##### Task inputs
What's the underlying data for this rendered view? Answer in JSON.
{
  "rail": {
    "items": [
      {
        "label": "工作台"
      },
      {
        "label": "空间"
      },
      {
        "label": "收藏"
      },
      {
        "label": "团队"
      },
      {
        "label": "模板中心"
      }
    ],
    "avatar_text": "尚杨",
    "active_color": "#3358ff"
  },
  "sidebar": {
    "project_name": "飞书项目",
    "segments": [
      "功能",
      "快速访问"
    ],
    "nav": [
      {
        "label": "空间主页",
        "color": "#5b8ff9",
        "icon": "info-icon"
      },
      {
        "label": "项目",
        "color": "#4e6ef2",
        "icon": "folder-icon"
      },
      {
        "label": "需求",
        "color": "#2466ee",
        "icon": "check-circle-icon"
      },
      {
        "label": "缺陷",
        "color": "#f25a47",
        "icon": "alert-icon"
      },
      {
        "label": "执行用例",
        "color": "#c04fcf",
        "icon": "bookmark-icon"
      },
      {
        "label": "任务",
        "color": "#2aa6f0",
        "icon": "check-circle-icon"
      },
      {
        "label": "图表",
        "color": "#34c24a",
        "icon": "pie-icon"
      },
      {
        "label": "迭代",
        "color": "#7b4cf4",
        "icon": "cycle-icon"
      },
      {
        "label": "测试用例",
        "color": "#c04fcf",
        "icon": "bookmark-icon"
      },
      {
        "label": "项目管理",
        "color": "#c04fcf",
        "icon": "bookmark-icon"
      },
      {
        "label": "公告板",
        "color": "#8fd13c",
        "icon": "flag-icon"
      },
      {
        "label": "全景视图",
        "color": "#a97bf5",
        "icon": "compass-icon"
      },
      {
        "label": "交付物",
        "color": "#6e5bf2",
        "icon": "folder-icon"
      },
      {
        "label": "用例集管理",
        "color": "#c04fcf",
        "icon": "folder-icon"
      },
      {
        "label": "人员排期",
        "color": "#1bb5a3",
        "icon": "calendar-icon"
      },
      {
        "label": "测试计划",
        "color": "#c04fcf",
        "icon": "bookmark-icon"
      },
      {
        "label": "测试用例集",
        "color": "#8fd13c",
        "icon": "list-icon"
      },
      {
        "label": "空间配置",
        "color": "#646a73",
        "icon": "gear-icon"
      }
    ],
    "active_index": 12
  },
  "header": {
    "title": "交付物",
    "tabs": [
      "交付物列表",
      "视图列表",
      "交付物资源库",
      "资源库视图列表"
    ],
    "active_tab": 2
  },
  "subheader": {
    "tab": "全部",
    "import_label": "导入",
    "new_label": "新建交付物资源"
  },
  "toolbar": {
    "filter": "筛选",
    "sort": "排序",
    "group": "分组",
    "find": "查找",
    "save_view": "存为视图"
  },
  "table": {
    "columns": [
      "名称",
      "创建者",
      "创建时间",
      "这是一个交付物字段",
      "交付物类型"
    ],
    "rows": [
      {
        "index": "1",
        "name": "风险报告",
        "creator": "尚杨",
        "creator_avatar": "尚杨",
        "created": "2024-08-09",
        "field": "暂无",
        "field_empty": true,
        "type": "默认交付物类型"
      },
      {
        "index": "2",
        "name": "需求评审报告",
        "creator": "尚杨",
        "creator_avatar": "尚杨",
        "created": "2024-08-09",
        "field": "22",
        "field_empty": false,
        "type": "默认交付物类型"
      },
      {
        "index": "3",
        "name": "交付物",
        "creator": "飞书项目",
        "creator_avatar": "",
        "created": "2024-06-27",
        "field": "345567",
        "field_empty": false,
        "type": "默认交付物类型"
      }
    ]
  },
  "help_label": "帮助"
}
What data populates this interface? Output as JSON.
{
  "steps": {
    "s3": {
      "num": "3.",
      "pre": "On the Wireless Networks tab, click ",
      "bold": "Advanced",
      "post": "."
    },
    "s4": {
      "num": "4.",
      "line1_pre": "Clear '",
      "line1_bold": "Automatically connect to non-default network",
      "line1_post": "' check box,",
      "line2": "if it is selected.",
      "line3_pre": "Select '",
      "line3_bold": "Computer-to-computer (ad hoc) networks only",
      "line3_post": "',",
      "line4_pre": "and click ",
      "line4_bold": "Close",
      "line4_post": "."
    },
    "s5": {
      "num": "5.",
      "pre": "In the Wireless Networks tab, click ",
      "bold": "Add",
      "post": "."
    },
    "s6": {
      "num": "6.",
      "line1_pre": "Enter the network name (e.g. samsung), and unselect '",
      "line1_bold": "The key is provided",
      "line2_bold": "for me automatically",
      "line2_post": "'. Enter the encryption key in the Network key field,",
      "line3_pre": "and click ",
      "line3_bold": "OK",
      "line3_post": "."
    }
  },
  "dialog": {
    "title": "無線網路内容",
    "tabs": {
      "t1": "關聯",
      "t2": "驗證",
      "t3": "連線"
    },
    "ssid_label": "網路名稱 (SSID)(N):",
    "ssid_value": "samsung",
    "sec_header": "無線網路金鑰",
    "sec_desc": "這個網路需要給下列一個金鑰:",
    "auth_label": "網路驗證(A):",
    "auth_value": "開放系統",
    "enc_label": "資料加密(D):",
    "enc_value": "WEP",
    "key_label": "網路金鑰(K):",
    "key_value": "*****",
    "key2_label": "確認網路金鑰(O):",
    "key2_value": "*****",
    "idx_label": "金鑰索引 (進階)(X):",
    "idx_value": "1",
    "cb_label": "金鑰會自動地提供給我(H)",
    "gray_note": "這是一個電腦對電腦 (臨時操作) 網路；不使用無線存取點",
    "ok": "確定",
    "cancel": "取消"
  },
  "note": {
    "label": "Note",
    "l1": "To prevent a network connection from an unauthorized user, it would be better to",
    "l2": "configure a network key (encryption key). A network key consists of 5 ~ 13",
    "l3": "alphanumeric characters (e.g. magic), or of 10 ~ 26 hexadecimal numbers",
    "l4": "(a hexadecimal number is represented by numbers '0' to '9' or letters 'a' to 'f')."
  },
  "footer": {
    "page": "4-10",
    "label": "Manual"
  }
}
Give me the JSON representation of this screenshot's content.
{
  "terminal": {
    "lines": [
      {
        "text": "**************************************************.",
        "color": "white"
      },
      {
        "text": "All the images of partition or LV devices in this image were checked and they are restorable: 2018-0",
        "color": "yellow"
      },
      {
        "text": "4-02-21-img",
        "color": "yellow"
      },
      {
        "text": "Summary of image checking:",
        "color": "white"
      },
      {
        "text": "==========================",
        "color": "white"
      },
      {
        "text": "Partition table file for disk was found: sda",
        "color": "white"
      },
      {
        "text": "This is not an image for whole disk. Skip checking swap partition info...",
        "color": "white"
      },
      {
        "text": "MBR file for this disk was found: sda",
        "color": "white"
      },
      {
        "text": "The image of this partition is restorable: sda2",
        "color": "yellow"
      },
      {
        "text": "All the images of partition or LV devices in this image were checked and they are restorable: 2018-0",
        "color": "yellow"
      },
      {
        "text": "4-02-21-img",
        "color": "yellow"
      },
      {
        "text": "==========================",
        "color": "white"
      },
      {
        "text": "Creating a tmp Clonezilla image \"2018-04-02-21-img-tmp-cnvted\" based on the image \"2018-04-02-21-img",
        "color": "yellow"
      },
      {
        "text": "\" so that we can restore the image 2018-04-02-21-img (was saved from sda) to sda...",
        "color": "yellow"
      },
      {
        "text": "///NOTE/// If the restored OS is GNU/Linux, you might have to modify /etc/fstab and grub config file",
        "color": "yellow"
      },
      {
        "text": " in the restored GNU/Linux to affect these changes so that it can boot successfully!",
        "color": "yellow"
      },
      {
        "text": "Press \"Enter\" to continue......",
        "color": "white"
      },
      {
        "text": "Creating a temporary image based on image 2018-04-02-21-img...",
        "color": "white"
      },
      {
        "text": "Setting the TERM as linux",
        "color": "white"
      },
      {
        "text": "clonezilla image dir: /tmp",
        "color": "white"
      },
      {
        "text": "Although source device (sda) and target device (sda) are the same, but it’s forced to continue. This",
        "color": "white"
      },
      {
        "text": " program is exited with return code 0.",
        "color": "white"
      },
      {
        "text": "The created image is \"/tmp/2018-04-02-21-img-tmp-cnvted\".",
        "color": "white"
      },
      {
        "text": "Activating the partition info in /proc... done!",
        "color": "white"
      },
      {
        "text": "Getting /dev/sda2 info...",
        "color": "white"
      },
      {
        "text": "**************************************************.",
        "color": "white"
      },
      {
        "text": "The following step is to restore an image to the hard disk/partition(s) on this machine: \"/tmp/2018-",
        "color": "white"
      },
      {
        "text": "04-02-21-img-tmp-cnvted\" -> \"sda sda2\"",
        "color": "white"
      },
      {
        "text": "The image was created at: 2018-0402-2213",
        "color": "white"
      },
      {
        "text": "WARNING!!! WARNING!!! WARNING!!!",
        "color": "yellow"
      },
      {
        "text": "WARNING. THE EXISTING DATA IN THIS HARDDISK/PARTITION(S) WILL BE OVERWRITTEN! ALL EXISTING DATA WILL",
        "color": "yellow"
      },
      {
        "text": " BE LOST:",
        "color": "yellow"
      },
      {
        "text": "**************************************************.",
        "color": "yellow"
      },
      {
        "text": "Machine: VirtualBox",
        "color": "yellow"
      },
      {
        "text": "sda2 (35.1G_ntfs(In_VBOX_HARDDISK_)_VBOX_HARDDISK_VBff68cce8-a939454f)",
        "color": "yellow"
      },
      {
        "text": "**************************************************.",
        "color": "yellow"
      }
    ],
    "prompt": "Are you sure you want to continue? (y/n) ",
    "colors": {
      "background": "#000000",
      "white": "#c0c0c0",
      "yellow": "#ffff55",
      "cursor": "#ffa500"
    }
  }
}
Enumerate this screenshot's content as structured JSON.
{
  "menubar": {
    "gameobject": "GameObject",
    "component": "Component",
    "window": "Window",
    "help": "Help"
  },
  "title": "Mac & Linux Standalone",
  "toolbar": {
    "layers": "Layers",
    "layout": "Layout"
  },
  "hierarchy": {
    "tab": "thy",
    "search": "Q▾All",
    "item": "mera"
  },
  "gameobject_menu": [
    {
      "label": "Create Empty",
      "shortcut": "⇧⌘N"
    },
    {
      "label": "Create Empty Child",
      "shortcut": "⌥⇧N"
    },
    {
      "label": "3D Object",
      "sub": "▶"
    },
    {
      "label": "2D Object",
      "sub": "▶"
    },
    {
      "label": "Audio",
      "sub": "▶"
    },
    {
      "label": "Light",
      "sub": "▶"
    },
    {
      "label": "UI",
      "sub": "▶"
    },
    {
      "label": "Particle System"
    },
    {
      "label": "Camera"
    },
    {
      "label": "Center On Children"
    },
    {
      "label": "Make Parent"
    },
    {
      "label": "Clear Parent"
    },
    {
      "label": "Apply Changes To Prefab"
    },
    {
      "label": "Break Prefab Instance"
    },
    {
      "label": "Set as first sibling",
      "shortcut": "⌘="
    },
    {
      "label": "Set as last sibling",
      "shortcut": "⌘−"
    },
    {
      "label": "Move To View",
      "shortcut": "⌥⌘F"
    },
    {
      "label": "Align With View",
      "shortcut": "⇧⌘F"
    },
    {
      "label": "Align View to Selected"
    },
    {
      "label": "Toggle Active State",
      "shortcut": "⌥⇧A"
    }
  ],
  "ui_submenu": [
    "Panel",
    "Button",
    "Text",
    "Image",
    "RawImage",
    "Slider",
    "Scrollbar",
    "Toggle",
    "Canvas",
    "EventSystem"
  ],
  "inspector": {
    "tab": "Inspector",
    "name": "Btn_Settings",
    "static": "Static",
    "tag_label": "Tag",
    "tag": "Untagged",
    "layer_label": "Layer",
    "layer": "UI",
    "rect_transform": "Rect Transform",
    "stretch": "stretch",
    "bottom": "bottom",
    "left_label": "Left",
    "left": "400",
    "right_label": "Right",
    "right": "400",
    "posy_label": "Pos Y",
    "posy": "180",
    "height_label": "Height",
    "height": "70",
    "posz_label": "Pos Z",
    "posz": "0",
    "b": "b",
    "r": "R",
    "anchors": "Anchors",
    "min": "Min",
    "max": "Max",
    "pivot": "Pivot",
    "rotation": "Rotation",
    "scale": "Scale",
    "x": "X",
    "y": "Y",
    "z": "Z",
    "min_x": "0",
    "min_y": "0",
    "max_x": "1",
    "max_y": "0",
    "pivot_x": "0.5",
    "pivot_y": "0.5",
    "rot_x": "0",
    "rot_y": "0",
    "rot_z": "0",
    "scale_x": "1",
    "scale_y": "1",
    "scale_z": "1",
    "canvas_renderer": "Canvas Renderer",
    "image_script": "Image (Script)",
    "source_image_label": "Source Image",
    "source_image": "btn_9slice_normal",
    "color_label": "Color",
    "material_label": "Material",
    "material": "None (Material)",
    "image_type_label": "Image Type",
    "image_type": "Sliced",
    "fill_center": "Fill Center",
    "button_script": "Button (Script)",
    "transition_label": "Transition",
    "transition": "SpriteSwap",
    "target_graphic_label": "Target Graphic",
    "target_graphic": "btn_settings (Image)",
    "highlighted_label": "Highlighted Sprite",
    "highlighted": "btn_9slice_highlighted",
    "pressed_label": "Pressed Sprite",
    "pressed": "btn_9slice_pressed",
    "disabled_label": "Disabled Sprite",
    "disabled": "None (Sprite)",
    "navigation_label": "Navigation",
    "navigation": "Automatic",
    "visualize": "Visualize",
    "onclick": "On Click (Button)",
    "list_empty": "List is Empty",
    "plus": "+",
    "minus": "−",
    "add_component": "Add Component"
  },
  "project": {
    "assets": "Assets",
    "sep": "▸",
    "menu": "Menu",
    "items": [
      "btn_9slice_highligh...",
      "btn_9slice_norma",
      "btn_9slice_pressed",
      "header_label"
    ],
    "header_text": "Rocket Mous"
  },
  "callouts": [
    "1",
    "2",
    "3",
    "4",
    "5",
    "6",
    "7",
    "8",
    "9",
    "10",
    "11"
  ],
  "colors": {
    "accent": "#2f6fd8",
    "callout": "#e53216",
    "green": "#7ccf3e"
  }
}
##########
> **Work instructions**
Find every line in the listing that holds the string "Creating", then say how many there are as a bare number.

> **Finished exercise**
2